= SET EXERCISE =
Please copy the data below, swapping every "xyxy" for "box" and changing nothing else. Leave the pictures out of your copy.

(Image region annotations)
━━━━━━━━━━━━━━━━━━━━

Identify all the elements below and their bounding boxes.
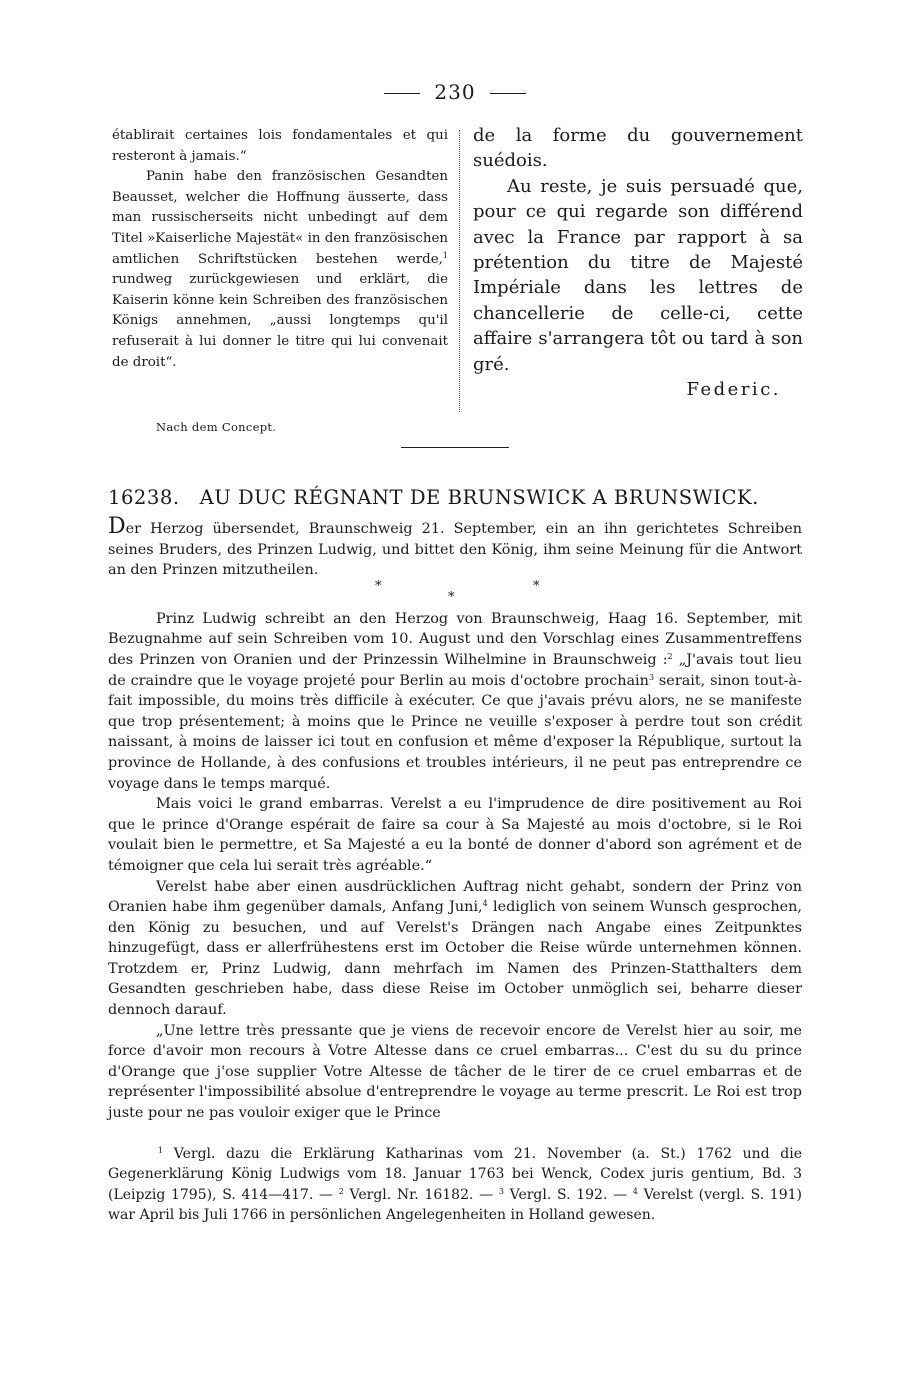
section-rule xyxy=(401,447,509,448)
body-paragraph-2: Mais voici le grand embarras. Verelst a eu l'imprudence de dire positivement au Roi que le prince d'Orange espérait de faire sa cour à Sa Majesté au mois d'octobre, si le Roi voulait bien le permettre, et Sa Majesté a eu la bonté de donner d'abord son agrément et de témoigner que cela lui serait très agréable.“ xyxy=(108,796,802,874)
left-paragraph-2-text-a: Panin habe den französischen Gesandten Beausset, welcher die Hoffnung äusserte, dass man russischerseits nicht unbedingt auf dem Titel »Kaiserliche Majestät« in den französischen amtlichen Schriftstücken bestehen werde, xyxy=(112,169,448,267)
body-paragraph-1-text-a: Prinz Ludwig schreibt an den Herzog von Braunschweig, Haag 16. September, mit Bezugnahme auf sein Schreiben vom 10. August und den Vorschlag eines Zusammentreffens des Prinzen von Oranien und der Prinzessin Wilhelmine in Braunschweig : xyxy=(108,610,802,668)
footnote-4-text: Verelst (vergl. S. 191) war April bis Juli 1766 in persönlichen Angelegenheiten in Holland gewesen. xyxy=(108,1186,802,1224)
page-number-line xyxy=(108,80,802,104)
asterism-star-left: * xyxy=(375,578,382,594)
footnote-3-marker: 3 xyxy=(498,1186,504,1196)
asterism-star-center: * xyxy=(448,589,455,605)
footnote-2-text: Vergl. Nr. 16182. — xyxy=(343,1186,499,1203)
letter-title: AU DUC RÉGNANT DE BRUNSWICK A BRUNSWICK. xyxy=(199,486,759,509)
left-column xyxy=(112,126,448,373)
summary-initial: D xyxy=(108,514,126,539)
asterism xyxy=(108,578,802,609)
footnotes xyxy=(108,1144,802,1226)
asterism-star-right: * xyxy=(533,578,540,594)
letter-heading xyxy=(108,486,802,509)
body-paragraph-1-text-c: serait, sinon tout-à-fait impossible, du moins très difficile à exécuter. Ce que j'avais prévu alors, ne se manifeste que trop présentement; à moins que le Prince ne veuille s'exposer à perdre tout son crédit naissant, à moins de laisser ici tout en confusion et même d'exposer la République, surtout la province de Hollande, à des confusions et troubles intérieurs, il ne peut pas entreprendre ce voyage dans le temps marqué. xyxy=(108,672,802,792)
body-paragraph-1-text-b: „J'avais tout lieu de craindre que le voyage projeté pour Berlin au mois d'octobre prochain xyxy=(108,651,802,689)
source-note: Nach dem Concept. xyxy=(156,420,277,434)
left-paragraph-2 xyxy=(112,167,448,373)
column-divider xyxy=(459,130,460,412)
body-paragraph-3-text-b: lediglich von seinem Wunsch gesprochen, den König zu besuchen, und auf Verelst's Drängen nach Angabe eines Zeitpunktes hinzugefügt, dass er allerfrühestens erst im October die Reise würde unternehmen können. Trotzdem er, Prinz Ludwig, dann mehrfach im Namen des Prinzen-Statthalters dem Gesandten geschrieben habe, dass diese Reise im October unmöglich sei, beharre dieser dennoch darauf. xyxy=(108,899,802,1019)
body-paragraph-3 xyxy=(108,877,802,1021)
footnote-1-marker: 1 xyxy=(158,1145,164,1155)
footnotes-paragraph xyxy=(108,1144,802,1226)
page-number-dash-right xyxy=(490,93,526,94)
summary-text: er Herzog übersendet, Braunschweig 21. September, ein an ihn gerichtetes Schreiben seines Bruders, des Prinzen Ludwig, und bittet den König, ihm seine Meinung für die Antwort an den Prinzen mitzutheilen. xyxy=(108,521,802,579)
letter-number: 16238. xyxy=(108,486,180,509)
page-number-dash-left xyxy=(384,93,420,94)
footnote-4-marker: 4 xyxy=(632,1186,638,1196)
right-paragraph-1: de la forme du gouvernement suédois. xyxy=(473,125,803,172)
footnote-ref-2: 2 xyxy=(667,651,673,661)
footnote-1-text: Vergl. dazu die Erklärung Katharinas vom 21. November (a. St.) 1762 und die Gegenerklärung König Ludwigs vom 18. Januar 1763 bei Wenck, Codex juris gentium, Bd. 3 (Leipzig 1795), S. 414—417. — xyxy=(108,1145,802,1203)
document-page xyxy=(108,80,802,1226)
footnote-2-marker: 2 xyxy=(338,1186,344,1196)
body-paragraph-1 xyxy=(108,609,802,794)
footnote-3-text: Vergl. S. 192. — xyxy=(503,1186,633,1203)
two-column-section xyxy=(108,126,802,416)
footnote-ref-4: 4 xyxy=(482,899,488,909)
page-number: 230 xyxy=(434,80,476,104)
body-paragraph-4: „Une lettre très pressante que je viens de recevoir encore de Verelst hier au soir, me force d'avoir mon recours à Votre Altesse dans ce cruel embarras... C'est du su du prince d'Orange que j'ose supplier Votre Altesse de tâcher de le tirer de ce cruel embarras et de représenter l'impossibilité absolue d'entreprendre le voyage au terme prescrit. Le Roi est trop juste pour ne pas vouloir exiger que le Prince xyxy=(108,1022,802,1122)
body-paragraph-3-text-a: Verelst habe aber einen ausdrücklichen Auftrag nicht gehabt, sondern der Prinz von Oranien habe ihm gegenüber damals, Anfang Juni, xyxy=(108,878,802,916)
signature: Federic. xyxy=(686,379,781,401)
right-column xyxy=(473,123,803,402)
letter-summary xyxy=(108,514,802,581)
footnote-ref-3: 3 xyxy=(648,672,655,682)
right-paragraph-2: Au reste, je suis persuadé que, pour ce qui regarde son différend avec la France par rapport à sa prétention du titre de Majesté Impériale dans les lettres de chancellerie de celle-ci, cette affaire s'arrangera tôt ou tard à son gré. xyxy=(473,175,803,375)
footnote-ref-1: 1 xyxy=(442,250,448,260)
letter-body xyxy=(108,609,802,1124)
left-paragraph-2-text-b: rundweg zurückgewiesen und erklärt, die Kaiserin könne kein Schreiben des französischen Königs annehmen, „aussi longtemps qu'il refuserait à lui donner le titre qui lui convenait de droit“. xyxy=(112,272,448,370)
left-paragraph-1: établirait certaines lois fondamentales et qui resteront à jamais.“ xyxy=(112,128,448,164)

━━━━━━━━━━━━━━━━━━━━

= THE COMPLETED TASK =
Identify all the elements below and their bounding boxes.
section-rule box=(401,447,509,448)
body-paragraph-2: Mais voici le grand embarras. Verelst a eu l'imprudence de dire positivement au Roi que le prince d'Orange espérait de faire sa cour à Sa Majesté au mois d'octobre, si le Roi voulait bien le permettre, et Sa Majesté a eu la bonté de donner d'abord son agrément et de témoigner que cela lui serait très agréable.“ box=(108,796,802,874)
left-paragraph-2-text-a: Panin habe den französischen Gesandten Beausset, welcher die Hoffnung äusserte, dass man russischerseits nicht unbedingt auf dem Titel »Kaiserliche Majestät« in den französischen amtlichen Schriftstücken bestehen werde, box=(112,169,448,267)
body-paragraph-1-text-a: Prinz Ludwig schreibt an den Herzog von Braunschweig, Haag 16. September, mit Bezugnahme auf sein Schreiben vom 10. August und den Vorschlag eines Zusammentreffens des Prinzen von Oranien und der Prinzessin Wilhelmine in Braunschweig : box=(108,610,802,668)
footnote-4-text: Verelst (vergl. S. 191) war April bis Juli 1766 in persönlichen Angelegenheiten in Holland gewesen. box=(108,1186,802,1224)
page-number-line box=(108,80,802,104)
asterism-star-left: * box=(375,578,382,594)
footnote-3-marker: 3 box=(498,1186,504,1196)
asterism-star-center: * box=(448,589,455,605)
footnote-2-text: Vergl. Nr. 16182. — box=(343,1186,499,1203)
letter-title: AU DUC RÉGNANT DE BRUNSWICK A BRUNSWICK. box=(199,486,759,509)
left-column box=(112,126,448,373)
summary-initial: D box=(108,514,126,539)
asterism box=(108,578,802,609)
footnotes box=(108,1144,802,1226)
asterism-star-right: * box=(533,578,540,594)
letter-heading box=(108,486,802,509)
body-paragraph-1-text-c: serait, sinon tout-à-fait impossible, du moins très difficile à exécuter. Ce que j'avais prévu alors, ne se manifeste que trop présentement; à moins que le Prince ne veuille s'exposer à perdre tout son crédit naissant, à moins de laisser ici tout en confusion et même d'exposer la République, surtout la province de Hollande, à des confusions et troubles intérieurs, il ne peut pas entreprendre ce voyage dans le temps marqué. box=(108,672,802,792)
body-paragraph-1-text-b: „J'avais tout lieu de craindre que le voyage projeté pour Berlin au mois d'octobre prochain box=(108,651,802,689)
source-note: Nach dem Concept. box=(156,420,277,434)
left-paragraph-2 box=(112,167,448,373)
column-divider box=(459,130,460,412)
body-paragraph-3-text-b: lediglich von seinem Wunsch gesprochen, den König zu besuchen, und auf Verelst's Drängen nach Angabe eines Zeitpunktes hinzugefügt, dass er allerfrühestens erst im October die Reise würde unternehmen können. Trotzdem er, Prinz Ludwig, dann mehrfach im Namen des Prinzen-Statthalters dem Gesandten geschrieben habe, dass diese Reise im October unmöglich sei, beharre dieser dennoch darauf. box=(108,899,802,1019)
body-paragraph-3 box=(108,877,802,1021)
footnote-1-marker: 1 box=(158,1145,164,1155)
footnotes-paragraph box=(108,1144,802,1226)
page-number-dash-right box=(490,93,526,94)
summary-text: er Herzog übersendet, Braunschweig 21. September, ein an ihn gerichtetes Schreiben seines Bruders, des Prinzen Ludwig, und bittet den König, ihm seine Meinung für die Antwort an den Prinzen mitzutheilen. box=(108,521,802,579)
letter-number: 16238. box=(108,486,180,509)
page-number-dash-left box=(384,93,420,94)
footnote-4-marker: 4 box=(632,1186,638,1196)
right-paragraph-1: de la forme du gouvernement suédois. box=(473,125,803,172)
footnote-ref-2: 2 box=(667,651,673,661)
footnote-1-text: Vergl. dazu die Erklärung Katharinas vom 21. November (a. St.) 1762 und die Gegenerklärung König Ludwigs vom 18. Januar 1763 bei Wenck, Codex juris gentium, Bd. 3 (Leipzig 1795), S. 414—417. — box=(108,1145,802,1203)
document-page box=(108,80,802,1226)
footnote-2-marker: 2 box=(338,1186,344,1196)
body-paragraph-1 box=(108,609,802,794)
footnote-3-text: Vergl. S. 192. — box=(503,1186,633,1203)
two-column-section box=(108,126,802,416)
footnote-ref-4: 4 box=(482,899,488,909)
page-number: 230 box=(434,80,476,104)
body-paragraph-4: „Une lettre très pressante que je viens de recevoir encore de Verelst hier au soir, me force d'avoir mon recours à Votre Altesse dans ce cruel embarras... C'est du su du prince d'Orange que j'ose supplier Votre Altesse de tâcher de le tirer de ce cruel embarras et de représenter l'impossibilité absolue d'entreprendre le voyage au terme prescrit. Le Roi est trop juste pour ne pas vouloir exiger que le Prince box=(108,1022,802,1122)
body-paragraph-3-text-a: Verelst habe aber einen ausdrücklichen Auftrag nicht gehabt, sondern der Prinz von Oranien habe ihm gegenüber damals, Anfang Juni, box=(108,878,802,916)
signature: Federic. box=(686,379,781,401)
right-column box=(473,123,803,402)
letter-summary box=(108,514,802,581)
footnote-ref-3: 3 box=(648,672,655,682)
right-paragraph-2: Au reste, je suis persuadé que, pour ce qui regarde son différend avec la France par rapport à sa prétention du titre de Majesté Impériale dans les lettres de chancellerie de celle-ci, cette affaire s'arrangera tôt ou tard à son gré. box=(473,175,803,375)
footnote-ref-1: 1 box=(442,250,448,260)
letter-body box=(108,609,802,1124)
left-paragraph-2-text-b: rundweg zurückgewiesen und erklärt, die Kaiserin könne kein Schreiben des französischen Königs annehmen, „aussi longtemps qu'il refuserait à lui donner le titre qui lui convenait de droit“. box=(112,272,448,370)
left-paragraph-1: établirait certaines lois fondamentales et qui resteront à jamais.“ box=(112,128,448,164)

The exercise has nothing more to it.